Directions: Note how many lines in the entries contain the string "سلسلة", then give that number and nothing else.

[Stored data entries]
• • • •

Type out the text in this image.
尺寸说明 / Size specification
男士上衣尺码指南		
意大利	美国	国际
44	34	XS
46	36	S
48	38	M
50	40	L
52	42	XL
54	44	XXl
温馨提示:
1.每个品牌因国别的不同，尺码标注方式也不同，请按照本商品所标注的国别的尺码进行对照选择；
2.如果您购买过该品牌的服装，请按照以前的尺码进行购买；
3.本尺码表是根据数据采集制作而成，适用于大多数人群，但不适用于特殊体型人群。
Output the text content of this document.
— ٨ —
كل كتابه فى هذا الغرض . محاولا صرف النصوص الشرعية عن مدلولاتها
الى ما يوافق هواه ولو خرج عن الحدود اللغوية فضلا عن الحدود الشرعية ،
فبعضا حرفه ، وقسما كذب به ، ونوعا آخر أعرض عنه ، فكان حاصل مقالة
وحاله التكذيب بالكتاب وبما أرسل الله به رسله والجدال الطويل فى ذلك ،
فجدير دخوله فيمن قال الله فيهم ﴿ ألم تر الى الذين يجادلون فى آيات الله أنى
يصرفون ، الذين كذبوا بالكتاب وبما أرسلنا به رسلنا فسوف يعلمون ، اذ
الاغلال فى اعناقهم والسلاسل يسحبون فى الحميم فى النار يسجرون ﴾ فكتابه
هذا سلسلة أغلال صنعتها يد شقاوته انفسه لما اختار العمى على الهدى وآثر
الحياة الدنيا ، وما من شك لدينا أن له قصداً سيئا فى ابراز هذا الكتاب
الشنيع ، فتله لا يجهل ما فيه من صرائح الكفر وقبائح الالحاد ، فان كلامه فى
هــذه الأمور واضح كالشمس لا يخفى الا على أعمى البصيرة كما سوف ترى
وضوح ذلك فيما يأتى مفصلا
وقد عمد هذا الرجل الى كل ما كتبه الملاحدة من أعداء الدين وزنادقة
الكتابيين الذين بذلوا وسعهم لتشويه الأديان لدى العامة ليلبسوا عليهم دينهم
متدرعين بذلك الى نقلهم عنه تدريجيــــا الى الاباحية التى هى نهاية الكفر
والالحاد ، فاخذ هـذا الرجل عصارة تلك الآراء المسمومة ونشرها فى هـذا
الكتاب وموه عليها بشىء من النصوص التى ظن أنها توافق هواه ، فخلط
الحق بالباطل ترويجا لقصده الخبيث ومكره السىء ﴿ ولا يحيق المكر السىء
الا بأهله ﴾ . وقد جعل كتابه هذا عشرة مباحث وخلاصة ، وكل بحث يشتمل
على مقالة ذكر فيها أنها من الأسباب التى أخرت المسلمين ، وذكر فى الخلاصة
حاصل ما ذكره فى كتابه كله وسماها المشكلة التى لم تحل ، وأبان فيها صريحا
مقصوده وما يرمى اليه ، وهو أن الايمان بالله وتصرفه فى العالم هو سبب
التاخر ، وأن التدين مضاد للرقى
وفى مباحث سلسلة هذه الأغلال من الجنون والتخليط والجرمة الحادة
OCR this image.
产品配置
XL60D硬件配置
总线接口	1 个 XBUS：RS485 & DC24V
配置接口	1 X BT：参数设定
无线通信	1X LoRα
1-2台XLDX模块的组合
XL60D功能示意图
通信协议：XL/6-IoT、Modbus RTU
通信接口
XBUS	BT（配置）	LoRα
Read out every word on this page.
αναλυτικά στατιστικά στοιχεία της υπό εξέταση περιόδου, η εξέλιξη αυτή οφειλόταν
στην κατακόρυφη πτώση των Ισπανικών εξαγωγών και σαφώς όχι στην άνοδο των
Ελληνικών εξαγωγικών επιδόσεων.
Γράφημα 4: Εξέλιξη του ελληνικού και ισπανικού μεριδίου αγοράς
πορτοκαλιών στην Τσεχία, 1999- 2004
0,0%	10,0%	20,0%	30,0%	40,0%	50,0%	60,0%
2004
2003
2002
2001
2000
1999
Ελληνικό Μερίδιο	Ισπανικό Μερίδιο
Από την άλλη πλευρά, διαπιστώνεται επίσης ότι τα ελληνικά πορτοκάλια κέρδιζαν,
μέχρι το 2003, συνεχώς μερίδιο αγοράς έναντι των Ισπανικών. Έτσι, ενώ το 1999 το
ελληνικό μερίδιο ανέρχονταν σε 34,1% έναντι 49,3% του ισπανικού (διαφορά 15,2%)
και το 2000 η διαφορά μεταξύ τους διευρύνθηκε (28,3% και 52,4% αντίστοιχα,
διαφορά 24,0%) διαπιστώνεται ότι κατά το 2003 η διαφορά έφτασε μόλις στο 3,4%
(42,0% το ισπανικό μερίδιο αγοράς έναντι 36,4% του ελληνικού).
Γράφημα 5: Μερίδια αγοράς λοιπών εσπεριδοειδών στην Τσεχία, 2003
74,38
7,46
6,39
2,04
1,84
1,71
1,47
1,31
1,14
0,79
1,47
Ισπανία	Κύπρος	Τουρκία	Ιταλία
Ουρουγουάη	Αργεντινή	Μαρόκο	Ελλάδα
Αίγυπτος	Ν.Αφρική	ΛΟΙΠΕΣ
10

• • • •

Task result: 2